■ **Exercise**
The data below needs to be returned exactly, line for line.

■ **Given records**
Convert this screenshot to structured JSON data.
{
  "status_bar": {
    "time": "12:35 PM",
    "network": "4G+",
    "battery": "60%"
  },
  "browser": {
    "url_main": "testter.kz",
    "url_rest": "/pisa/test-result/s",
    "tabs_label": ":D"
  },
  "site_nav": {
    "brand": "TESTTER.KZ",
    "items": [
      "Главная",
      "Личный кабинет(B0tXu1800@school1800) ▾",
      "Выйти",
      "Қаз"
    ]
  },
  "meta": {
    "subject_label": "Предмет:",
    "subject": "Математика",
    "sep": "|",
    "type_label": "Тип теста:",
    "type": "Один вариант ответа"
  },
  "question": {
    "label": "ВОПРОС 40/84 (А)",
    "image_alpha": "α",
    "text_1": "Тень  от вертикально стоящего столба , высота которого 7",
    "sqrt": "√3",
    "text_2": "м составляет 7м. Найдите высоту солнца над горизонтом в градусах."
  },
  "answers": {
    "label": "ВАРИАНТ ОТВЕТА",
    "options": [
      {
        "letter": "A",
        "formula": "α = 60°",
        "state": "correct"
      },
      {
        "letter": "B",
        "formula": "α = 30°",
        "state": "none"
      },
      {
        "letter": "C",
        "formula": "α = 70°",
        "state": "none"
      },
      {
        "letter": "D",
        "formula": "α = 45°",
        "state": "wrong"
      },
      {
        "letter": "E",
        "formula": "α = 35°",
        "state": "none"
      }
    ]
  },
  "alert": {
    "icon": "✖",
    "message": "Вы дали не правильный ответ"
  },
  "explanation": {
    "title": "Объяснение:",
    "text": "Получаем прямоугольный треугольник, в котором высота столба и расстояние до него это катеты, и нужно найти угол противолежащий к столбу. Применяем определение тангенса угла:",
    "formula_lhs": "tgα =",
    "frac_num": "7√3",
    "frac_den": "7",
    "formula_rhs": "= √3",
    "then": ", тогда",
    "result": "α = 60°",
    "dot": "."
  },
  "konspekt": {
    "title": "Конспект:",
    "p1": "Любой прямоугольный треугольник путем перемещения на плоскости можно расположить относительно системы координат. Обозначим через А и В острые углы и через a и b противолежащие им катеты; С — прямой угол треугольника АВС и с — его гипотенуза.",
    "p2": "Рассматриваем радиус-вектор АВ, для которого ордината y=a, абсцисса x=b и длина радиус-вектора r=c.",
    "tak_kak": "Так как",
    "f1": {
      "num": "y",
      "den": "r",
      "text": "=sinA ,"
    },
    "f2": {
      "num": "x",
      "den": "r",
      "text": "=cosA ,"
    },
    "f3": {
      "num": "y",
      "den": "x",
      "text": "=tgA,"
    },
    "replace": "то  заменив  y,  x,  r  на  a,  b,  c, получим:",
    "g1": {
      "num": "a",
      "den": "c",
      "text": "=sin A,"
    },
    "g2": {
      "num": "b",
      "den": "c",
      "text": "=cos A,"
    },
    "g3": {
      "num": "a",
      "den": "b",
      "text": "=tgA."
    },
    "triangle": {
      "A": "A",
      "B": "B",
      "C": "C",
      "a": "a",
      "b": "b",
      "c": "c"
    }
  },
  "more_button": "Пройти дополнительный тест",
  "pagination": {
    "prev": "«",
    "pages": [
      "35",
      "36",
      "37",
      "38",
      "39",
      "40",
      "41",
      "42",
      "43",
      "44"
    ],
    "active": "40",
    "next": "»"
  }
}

■ **Answer to this problem**
Convert this screenshot to structured JSON data.
{
  "status_bar": {
    "time": "12:35 PM",
    "network": "4G+",
    "battery": "60%"
  },
  "browser": {
    "url_main": "testter.kz",
    "url_rest": "/pisa/test-result/s",
    "tabs_label": ":D"
  },
  "site_nav": {
    "brand": "TESTTER.KZ",
    "items": [
      "Главная",
      "Личный кабинет(B0tXu1800@school1800) ▾",
      "Выйти",
      "Қаз"
    ]
  },
  "meta": {
    "subject_label": "Предмет:",
    "subject": "Математика",
    "sep": "|",
    "type_label": "Тип теста:",
    "type": "Один вариант ответа"
  },
  "question": {
    "label": "ВОПРОС 40/84 (А)",
    "image_alpha": "α",
    "text_1": "Тень  от вертикально стоящего столба , высота которого 7",
    "sqrt": "√3",
    "text_2": "м составляет 7м. Найдите высоту солнца над горизонтом в градусах."
  },
  "answers": {
    "label": "ВАРИАНТ ОТВЕТА",
    "options": [
      {
        "letter": "A",
        "formula": "α = 60°",
        "state": "correct"
      },
      {
        "letter": "B",
        "formula": "α = 30°",
        "state": "none"
      },
      {
        "letter": "C",
        "formula": "α = 70°",
        "state": "none"
      },
      {
        "letter": "D",
        "formula": "α = 45°",
        "state": "wrong"
      },
      {
        "letter": "E",
        "formula": "α = 35°",
        "state": "none"
      }
    ]
  },
  "alert": {
    "icon": "✖",
    "message": "Вы дали не правильный ответ"
  },
  "explanation": {
    "title": "Объяснение:",
    "text": "Получаем прямоугольный треугольник, в котором высота столба и расстояние до него это катеты, и нужно найти угол противолежащий к столбу. Применяем определение тангенса угла:",
    "formula_lhs": "tgα =",
    "frac_num": "7√3",
    "frac_den": "7",
    "formula_rhs": "= √3",
    "then": ", тогда",
    "result": "α = 60°",
    "dot": "."
  },
  "konspekt": {
    "title": "Конспект:",
    "p1": "Любой прямоугольный треугольник путем перемещения на плоскости можно расположить относительно системы координат. Обозначим через А и В острые углы и через a и b противолежащие им катеты; С — прямой угол треугольника АВС и с — его гипотенуза.",
    "p2": "Рассматриваем радиус-вектор АВ, для которого ордината y=a, абсцисса x=b и длина радиус-вектора r=c.",
    "tak_kak": "Так как",
    "f1": {
      "num": "y",
      "den": "r",
      "text": "=sinA ,"
    },
    "f2": {
      "num": "x",
      "den": "r",
      "text": "=cosA ,"
    },
    "f3": {
      "num": "y",
      "den": "x",
      "text": "=tgA,"
    },
    "replace": "то  заменив  y,  x,  r  на  a,  b,  c, получим:",
    "g1": {
      "num": "a",
      "den": "c",
      "text": "=sin A,"
    },
    "g2": {
      "num": "b",
      "den": "c",
      "text": "=cos A,"
    },
    "g3": {
      "num": "a",
      "den": "b",
      "text": "=tgA."
    },
    "triangle": {
      "A": "A",
      "B": "B",
      "C": "C",
      "a": "a",
      "b": "b",
      "c": "c"
    }
  },
  "more_button": "Пройти дополнительный тест",
  "pagination": {
    "prev": "«",
    "pages": [
      "35",
      "36",
      "37",
      "38",
      "39",
      "40",
      "41",
      "42",
      "43",
      "44"
    ],
    "active": "40",
    "next": "»"
  }
}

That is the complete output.